→ **PROBLEM REQUIREMENTS**
Copy each line of the listing below exactly.

→ **EXTRACTED ENTRIES**

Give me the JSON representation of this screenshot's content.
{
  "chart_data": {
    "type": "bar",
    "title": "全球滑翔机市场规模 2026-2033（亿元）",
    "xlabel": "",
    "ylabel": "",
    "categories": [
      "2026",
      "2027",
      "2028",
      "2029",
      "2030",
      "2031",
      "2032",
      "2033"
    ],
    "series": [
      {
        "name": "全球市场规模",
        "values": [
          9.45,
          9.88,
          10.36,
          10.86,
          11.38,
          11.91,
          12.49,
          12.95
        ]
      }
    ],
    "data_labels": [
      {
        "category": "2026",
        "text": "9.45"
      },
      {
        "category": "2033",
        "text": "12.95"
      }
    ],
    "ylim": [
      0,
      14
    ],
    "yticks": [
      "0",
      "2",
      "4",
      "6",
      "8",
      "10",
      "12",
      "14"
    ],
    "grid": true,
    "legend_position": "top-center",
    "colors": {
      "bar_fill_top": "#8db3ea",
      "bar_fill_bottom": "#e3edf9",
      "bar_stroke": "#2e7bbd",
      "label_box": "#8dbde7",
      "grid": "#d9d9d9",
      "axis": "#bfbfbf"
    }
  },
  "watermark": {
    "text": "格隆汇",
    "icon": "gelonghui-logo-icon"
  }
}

→ **EXPECTED ANSWER**
Give me the JSON representation of this screenshot's content.
{
  "chart_data": {
    "type": "bar",
    "title": "全球滑翔机市场规模 2026-2033（亿元）",
    "xlabel": "",
    "ylabel": "",
    "categories": [
      "2026",
      "2027",
      "2028",
      "2029",
      "2030",
      "2031",
      "2032",
      "2033"
    ],
    "series": [
      {
        "name": "全球市场规模",
        "values": [
          9.45,
          9.88,
          10.36,
          10.86,
          11.38,
          11.91,
          12.49,
          12.95
        ]
      }
    ],
    "data_labels": [
      {
        "category": "2026",
        "text": "9.45"
      },
      {
        "category": "2033",
        "text": "12.95"
      }
    ],
    "ylim": [
      0,
      14
    ],
    "yticks": [
      "0",
      "2",
      "4",
      "6",
      "8",
      "10",
      "12",
      "14"
    ],
    "grid": true,
    "legend_position": "top-center",
    "colors": {
      "bar_fill_top": "#8db3ea",
      "bar_fill_bottom": "#e3edf9",
      "bar_stroke": "#2e7bbd",
      "label_box": "#8dbde7",
      "grid": "#d9d9d9",
      "axis": "#bfbfbf"
    }
  },
  "watermark": {
    "text": "格隆汇",
    "icon": "gelonghui-logo-icon"
  }
}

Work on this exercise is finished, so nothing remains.